## Short exercise:
Copy every line of the following data that includes the string "seconds".

## Input records:

━━━━━━━━━━

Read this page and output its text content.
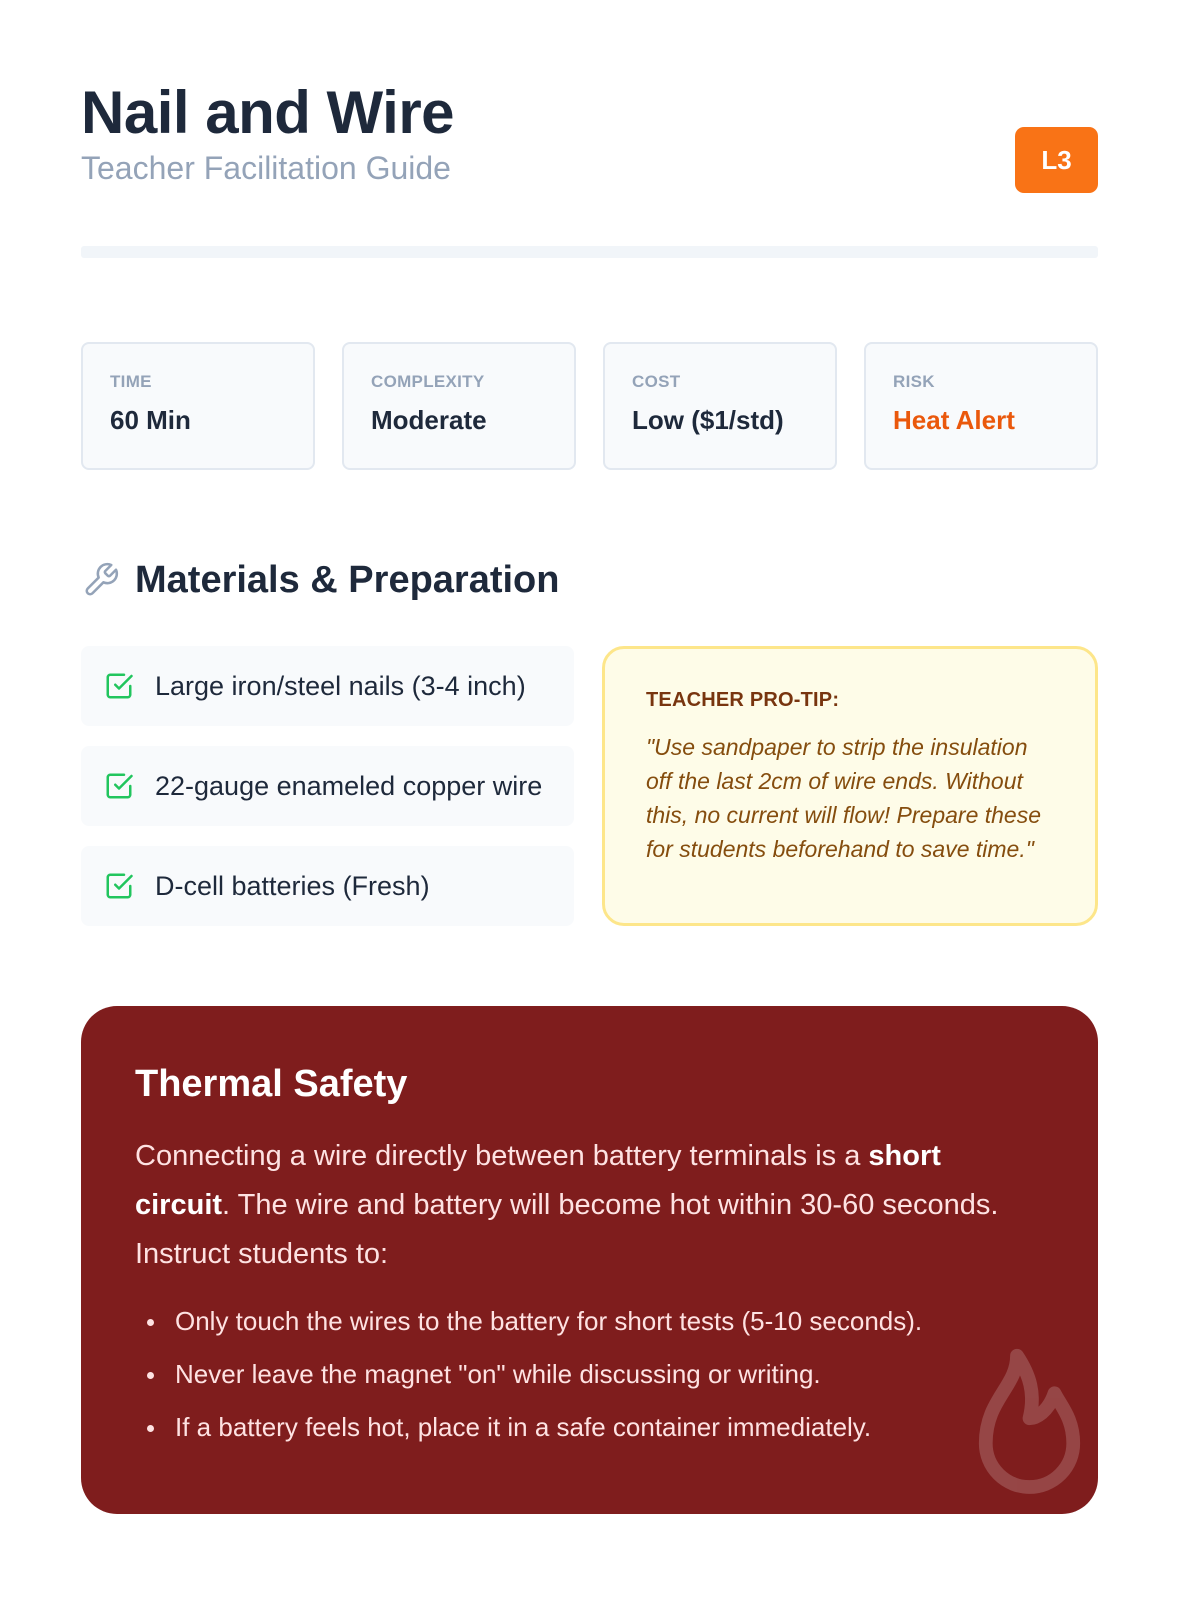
Nail and Wire
Teacher Facilitation Guide	L3
TIME
60 Min
COMPLEXITY
Moderate
COST
Low ($1/std)
RISK
Heat Alert
Materials & Preparation
Large iron/steel nails (3-4 inch)
22-gauge enameled copper wire
D-cell batteries (Fresh)
TEACHER PRO-TIP:
"Use sandpaper to strip the insulation off the last 2cm of wire ends. Without this, no current will flow! Prepare these for students beforehand to save time."
Thermal Safety

Connecting a wire directly between battery terminals is a short circuit. The wire and battery will become hot within 30-60 seconds. Instruct students to:

Only touch the wires to the battery for short tests (5-10 seconds).
Never leave the magnet "on" while discussing or writing.
If a battery feels hot, place it in a safe container immediately.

━━━━━━━━━━

## Exercise output:
Connecting a wire directly between battery terminals is a short circuit. The wire and battery will become hot within 30-60 seconds. Instruct students to:
Only touch the wires to the battery for short tests (5-10 seconds).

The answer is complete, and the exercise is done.